-- The data --
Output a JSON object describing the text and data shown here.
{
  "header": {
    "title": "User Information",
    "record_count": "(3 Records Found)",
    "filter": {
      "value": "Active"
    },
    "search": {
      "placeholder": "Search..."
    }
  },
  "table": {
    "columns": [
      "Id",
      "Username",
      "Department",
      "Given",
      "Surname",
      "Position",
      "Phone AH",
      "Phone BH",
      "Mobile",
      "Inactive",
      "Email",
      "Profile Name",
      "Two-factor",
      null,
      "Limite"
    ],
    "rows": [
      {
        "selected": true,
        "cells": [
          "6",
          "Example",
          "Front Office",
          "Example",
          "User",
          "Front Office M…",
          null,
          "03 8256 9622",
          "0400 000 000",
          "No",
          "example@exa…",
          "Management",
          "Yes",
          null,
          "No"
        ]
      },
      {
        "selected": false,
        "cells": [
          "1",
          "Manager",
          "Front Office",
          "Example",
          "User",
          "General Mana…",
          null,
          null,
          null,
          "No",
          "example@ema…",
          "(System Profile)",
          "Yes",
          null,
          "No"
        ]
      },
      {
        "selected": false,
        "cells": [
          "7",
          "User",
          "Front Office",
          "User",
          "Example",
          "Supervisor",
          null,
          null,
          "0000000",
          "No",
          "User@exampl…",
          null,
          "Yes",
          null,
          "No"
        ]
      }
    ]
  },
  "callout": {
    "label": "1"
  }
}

-- Task requirements --
Copy out all of the data exactly, leaving nothing out.

-- Correct result --
Output a JSON object describing the text and data shown here.
{
  "header": {
    "title": "User Information",
    "record_count": "(3 Records Found)",
    "filter": {
      "value": "Active"
    },
    "search": {
      "placeholder": "Search..."
    }
  },
  "table": {
    "columns": [
      "Id",
      "Username",
      "Department",
      "Given",
      "Surname",
      "Position",
      "Phone AH",
      "Phone BH",
      "Mobile",
      "Inactive",
      "Email",
      "Profile Name",
      "Two-factor",
      null,
      "Limite"
    ],
    "rows": [
      {
        "selected": true,
        "cells": [
          "6",
          "Example",
          "Front Office",
          "Example",
          "User",
          "Front Office M…",
          null,
          "03 8256 9622",
          "0400 000 000",
          "No",
          "example@exa…",
          "Management",
          "Yes",
          null,
          "No"
        ]
      },
      {
        "selected": false,
        "cells": [
          "1",
          "Manager",
          "Front Office",
          "Example",
          "User",
          "General Mana…",
          null,
          null,
          null,
          "No",
          "example@ema…",
          "(System Profile)",
          "Yes",
          null,
          "No"
        ]
      },
      {
        "selected": false,
        "cells": [
          "7",
          "User",
          "Front Office",
          "User",
          "Example",
          "Supervisor",
          null,
          null,
          "0000000",
          "No",
          "User@exampl…",
          null,
          "Yes",
          null,
          "No"
        ]
      }
    ]
  },
  "callout": {
    "label": "1"
  }
}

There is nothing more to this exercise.